§ **What to produce**
Retype all of the listing exactly, passing over any picture you find.

§ **Dataset content**
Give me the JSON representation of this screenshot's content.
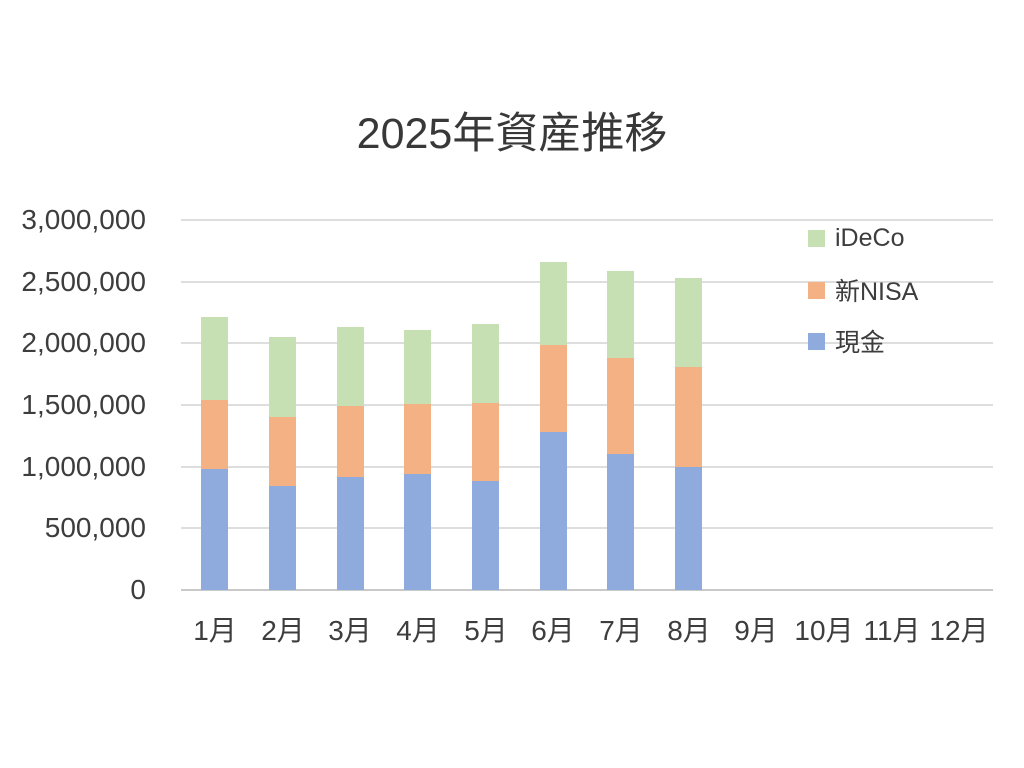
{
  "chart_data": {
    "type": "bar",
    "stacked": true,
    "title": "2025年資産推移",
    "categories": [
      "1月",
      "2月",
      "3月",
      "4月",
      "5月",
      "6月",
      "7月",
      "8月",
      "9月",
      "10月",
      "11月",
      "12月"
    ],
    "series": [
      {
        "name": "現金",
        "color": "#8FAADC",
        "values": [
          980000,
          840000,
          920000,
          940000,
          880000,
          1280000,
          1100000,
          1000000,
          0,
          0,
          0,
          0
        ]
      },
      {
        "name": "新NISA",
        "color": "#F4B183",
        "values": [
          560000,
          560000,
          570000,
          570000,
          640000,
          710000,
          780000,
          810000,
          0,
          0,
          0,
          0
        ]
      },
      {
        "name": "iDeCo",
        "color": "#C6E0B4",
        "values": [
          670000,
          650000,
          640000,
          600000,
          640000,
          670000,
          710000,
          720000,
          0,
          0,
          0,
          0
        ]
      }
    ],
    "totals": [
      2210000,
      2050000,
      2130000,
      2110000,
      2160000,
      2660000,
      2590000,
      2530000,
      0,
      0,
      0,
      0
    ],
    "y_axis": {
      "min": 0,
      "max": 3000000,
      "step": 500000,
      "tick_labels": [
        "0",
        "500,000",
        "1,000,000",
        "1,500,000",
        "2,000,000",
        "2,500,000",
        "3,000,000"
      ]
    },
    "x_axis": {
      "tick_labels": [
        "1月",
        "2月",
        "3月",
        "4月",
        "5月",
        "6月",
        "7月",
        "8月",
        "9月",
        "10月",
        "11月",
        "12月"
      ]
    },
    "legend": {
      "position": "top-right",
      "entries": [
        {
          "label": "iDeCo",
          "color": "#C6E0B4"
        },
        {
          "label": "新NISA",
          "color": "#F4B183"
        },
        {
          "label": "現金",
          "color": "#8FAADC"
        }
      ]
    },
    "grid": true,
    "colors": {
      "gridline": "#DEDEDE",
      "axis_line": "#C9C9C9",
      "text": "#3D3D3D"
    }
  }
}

§ **Output of the exercise**
Give me the JSON representation of this screenshot's content.
{
  "chart_data": {
    "type": "bar",
    "stacked": true,
    "title": "2025年資産推移",
    "categories": [
      "1月",
      "2月",
      "3月",
      "4月",
      "5月",
      "6月",
      "7月",
      "8月",
      "9月",
      "10月",
      "11月",
      "12月"
    ],
    "series": [
      {
        "name": "現金",
        "color": "#8FAADC",
        "values": [
          980000,
          840000,
          920000,
          940000,
          880000,
          1280000,
          1100000,
          1000000,
          0,
          0,
          0,
          0
        ]
      },
      {
        "name": "新NISA",
        "color": "#F4B183",
        "values": [
          560000,
          560000,
          570000,
          570000,
          640000,
          710000,
          780000,
          810000,
          0,
          0,
          0,
          0
        ]
      },
      {
        "name": "iDeCo",
        "color": "#C6E0B4",
        "values": [
          670000,
          650000,
          640000,
          600000,
          640000,
          670000,
          710000,
          720000,
          0,
          0,
          0,
          0
        ]
      }
    ],
    "totals": [
      2210000,
      2050000,
      2130000,
      2110000,
      2160000,
      2660000,
      2590000,
      2530000,
      0,
      0,
      0,
      0
    ],
    "y_axis": {
      "min": 0,
      "max": 3000000,
      "step": 500000,
      "tick_labels": [
        "0",
        "500,000",
        "1,000,000",
        "1,500,000",
        "2,000,000",
        "2,500,000",
        "3,000,000"
      ]
    },
    "x_axis": {
      "tick_labels": [
        "1月",
        "2月",
        "3月",
        "4月",
        "5月",
        "6月",
        "7月",
        "8月",
        "9月",
        "10月",
        "11月",
        "12月"
      ]
    },
    "legend": {
      "position": "top-right",
      "entries": [
        {
          "label": "iDeCo",
          "color": "#C6E0B4"
        },
        {
          "label": "新NISA",
          "color": "#F4B183"
        },
        {
          "label": "現金",
          "color": "#8FAADC"
        }
      ]
    },
    "grid": true,
    "colors": {
      "gridline": "#DEDEDE",
      "axis_line": "#C9C9C9",
      "text": "#3D3D3D"
    }
  }
}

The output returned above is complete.